* Start *
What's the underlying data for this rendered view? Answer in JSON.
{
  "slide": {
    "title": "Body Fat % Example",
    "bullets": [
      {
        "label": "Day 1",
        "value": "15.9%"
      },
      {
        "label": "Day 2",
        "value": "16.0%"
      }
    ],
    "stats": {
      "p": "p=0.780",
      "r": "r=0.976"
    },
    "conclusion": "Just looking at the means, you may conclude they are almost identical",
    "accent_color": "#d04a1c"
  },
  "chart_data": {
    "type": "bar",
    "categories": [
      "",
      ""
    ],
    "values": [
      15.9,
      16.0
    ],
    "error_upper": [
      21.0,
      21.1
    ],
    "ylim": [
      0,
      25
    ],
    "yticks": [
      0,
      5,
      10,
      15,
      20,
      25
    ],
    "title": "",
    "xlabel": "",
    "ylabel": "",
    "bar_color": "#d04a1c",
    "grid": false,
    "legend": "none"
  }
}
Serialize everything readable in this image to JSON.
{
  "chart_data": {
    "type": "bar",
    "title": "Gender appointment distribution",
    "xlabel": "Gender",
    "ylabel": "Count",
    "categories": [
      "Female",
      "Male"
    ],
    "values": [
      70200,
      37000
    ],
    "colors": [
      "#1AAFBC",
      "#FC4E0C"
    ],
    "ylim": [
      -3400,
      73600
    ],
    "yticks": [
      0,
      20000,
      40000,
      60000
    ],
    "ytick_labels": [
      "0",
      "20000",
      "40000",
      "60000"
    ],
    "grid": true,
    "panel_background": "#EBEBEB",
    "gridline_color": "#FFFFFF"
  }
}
* End *
What is needed: Please copy out each record, character for character.

Expected answer:
What's the underlying data for this rendered view? Answer in JSON.
{
  "slide": {
    "title": "Body Fat % Example",
    "bullets": [
      {
        "label": "Day 1",
        "value": "15.9%"
      },
      {
        "label": "Day 2",
        "value": "16.0%"
      }
    ],
    "stats": {
      "p": "p=0.780",
      "r": "r=0.976"
    },
    "conclusion": "Just looking at the means, you may conclude they are almost identical",
    "accent_color": "#d04a1c"
  },
  "chart_data": {
    "type": "bar",
    "categories": [
      "",
      ""
    ],
    "values": [
      15.9,
      16.0
    ],
    "error_upper": [
      21.0,
      21.1
    ],
    "ylim": [
      0,
      25
    ],
    "yticks": [
      0,
      5,
      10,
      15,
      20,
      25
    ],
    "title": "",
    "xlabel": "",
    "ylabel": "",
    "bar_color": "#d04a1c",
    "grid": false,
    "legend": "none"
  }
}
Serialize everything readable in this image to JSON.
{
  "chart_data": {
    "type": "bar",
    "title": "Gender appointment distribution",
    "xlabel": "Gender",
    "ylabel": "Count",
    "categories": [
      "Female",
      "Male"
    ],
    "values": [
      70200,
      37000
    ],
    "colors": [
      "#1AAFBC",
      "#FC4E0C"
    ],
    "ylim": [
      -3400,
      73600
    ],
    "yticks": [
      0,
      20000,
      40000,
      60000
    ],
    "ytick_labels": [
      "0",
      "20000",
      "40000",
      "60000"
    ],
    "grid": true,
    "panel_background": "#EBEBEB",
    "gridline_color": "#FFFFFF"
  }
}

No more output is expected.